### What needs to be done
Reproduce the listing below exactly. Pictures do not belong in the copy.

### Supplied entries
________________

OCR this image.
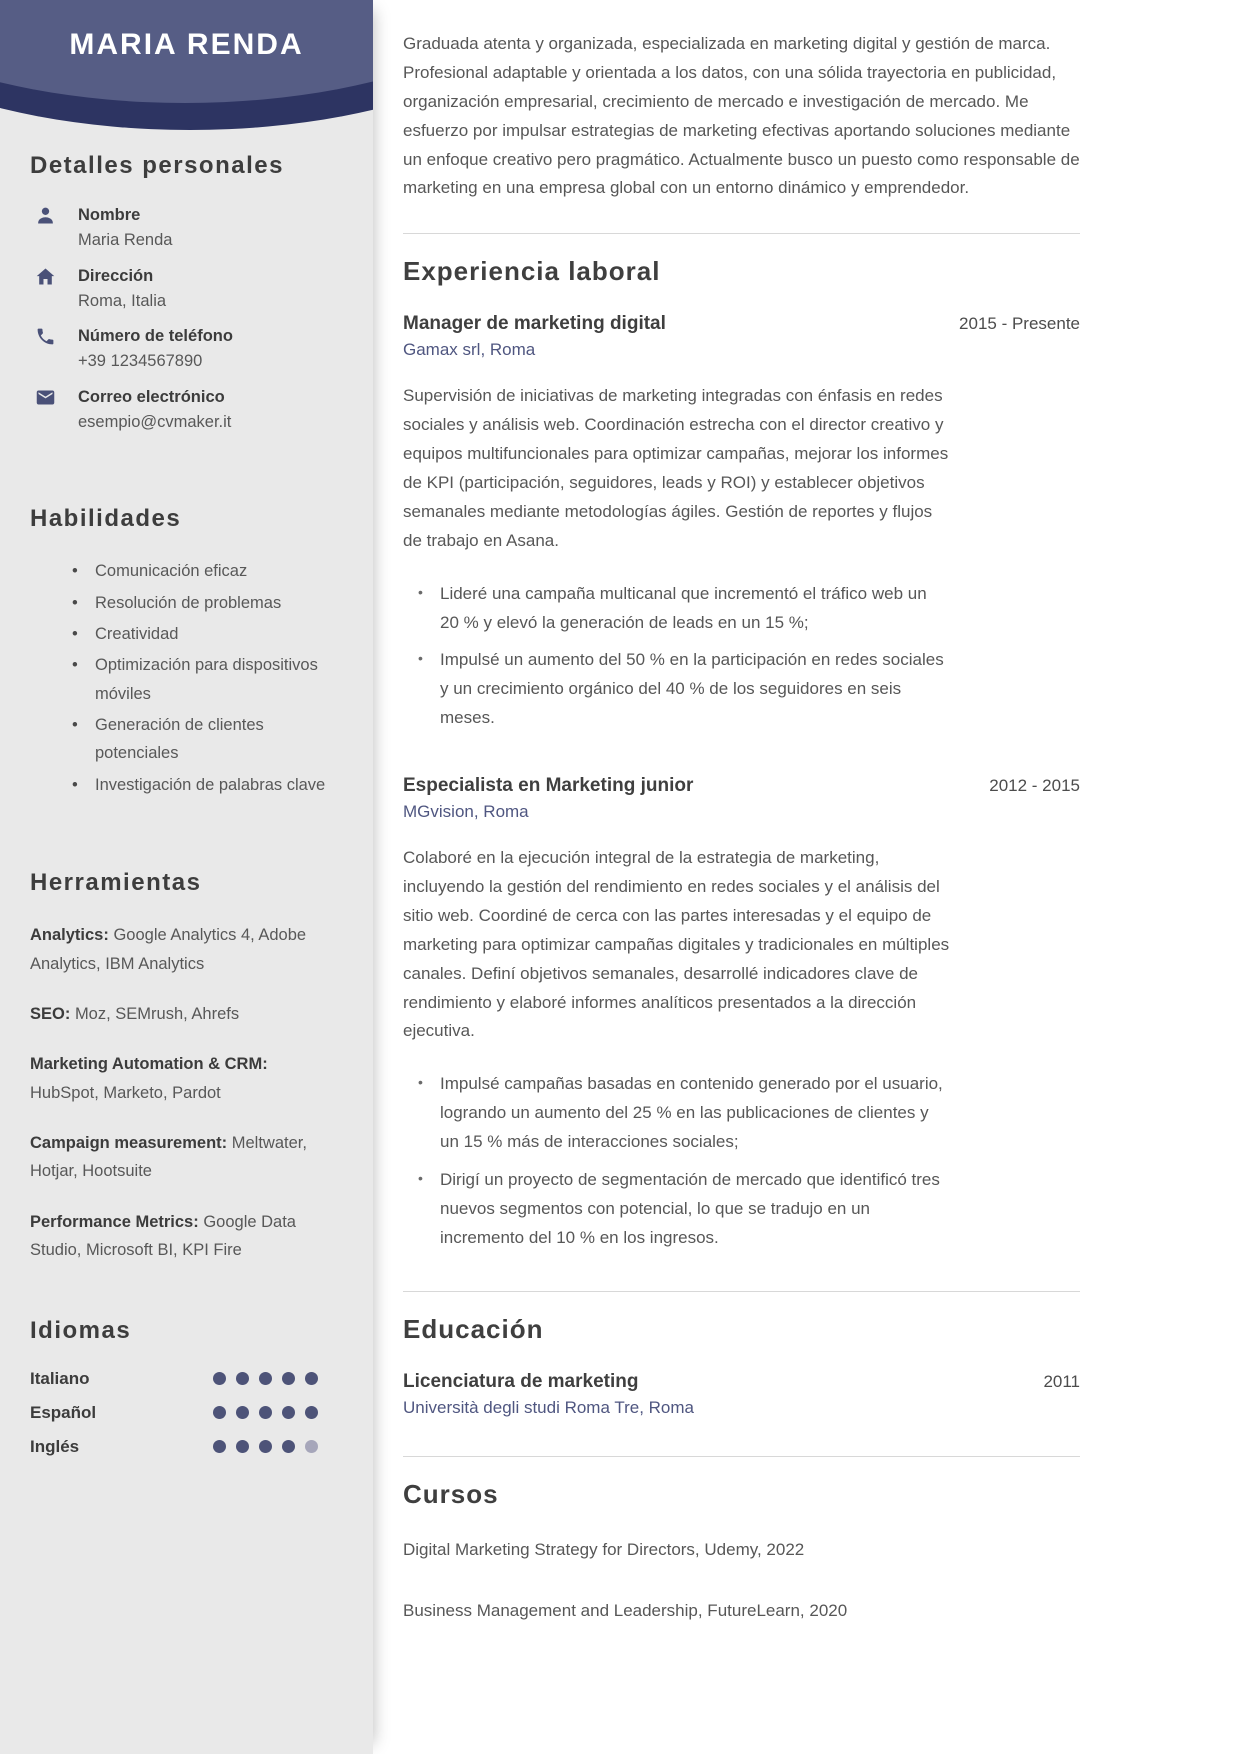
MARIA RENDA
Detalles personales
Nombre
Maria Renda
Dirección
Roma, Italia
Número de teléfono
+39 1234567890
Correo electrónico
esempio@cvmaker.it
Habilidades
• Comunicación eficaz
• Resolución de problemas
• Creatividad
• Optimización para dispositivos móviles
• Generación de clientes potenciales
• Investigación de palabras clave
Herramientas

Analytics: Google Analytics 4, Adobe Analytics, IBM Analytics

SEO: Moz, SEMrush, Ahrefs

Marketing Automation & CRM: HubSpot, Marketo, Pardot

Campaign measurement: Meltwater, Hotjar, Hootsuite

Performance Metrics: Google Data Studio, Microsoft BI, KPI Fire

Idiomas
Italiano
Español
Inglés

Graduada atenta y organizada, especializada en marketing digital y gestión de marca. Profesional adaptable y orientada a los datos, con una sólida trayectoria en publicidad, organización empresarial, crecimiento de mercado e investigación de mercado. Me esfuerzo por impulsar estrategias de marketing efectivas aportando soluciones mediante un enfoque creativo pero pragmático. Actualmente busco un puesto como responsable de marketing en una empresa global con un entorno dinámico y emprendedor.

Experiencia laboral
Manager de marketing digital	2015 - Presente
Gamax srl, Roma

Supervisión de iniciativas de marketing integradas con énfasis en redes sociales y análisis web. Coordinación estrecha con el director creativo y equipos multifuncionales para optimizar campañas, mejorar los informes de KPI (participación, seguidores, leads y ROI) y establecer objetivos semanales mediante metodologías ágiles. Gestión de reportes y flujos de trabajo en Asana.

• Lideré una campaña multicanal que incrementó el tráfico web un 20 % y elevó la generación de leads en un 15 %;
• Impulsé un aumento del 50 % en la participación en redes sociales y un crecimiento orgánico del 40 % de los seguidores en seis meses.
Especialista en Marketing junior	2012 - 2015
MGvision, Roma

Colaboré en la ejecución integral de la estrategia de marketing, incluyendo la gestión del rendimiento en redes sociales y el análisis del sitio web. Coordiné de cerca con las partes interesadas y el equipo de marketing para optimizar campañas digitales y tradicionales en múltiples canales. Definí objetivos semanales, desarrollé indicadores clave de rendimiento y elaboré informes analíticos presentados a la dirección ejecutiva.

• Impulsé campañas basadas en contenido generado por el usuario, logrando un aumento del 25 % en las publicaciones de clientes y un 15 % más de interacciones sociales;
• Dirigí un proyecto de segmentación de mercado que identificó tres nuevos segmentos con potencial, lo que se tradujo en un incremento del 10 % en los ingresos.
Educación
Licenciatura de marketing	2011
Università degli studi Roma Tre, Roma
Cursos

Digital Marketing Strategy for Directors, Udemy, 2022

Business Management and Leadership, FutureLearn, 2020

________________

### Solved problem
OCR this image.
MARIA RENDA
Detalles personales
Nombre
Maria Renda
Dirección
Roma, Italia
Número de teléfono
+39 1234567890
Correo electrónico
esempio@cvmaker.it
Habilidades
• Comunicación eficaz
• Resolución de problemas
• Creatividad
• Optimización para dispositivos móviles
• Generación de clientes potenciales
• Investigación de palabras clave
Herramientas

Analytics: Google Analytics 4, Adobe Analytics, IBM Analytics

SEO: Moz, SEMrush, Ahrefs

Marketing Automation & CRM: HubSpot, Marketo, Pardot

Campaign measurement: Meltwater, Hotjar, Hootsuite

Performance Metrics: Google Data Studio, Microsoft BI, KPI Fire

Idiomas
Italiano
Español
Inglés

Graduada atenta y organizada, especializada en marketing digital y gestión de marca. Profesional adaptable y orientada a los datos, con una sólida trayectoria en publicidad, organización empresarial, crecimiento de mercado e investigación de mercado. Me esfuerzo por impulsar estrategias de marketing efectivas aportando soluciones mediante un enfoque creativo pero pragmático. Actualmente busco un puesto como responsable de marketing en una empresa global con un entorno dinámico y emprendedor.

Experiencia laboral
Manager de marketing digital	2015 - Presente
Gamax srl, Roma

Supervisión de iniciativas de marketing integradas con énfasis en redes sociales y análisis web. Coordinación estrecha con el director creativo y equipos multifuncionales para optimizar campañas, mejorar los informes de KPI (participación, seguidores, leads y ROI) y establecer objetivos semanales mediante metodologías ágiles. Gestión de reportes y flujos de trabajo en Asana.

• Lideré una campaña multicanal que incrementó el tráfico web un 20 % y elevó la generación de leads en un 15 %;
• Impulsé un aumento del 50 % en la participación en redes sociales y un crecimiento orgánico del 40 % de los seguidores en seis meses.
Especialista en Marketing junior	2012 - 2015
MGvision, Roma

Colaboré en la ejecución integral de la estrategia de marketing, incluyendo la gestión del rendimiento en redes sociales y el análisis del sitio web. Coordiné de cerca con las partes interesadas y el equipo de marketing para optimizar campañas digitales y tradicionales en múltiples canales. Definí objetivos semanales, desarrollé indicadores clave de rendimiento y elaboré informes analíticos presentados a la dirección ejecutiva.

• Impulsé campañas basadas en contenido generado por el usuario, logrando un aumento del 25 % en las publicaciones de clientes y un 15 % más de interacciones sociales;
• Dirigí un proyecto de segmentación de mercado que identificó tres nuevos segmentos con potencial, lo que se tradujo en un incremento del 10 % en los ingresos.
Educación
Licenciatura de marketing	2011
Università degli studi Roma Tre, Roma
Cursos

Digital Marketing Strategy for Directors, Udemy, 2022

Business Management and Leadership, FutureLearn, 2020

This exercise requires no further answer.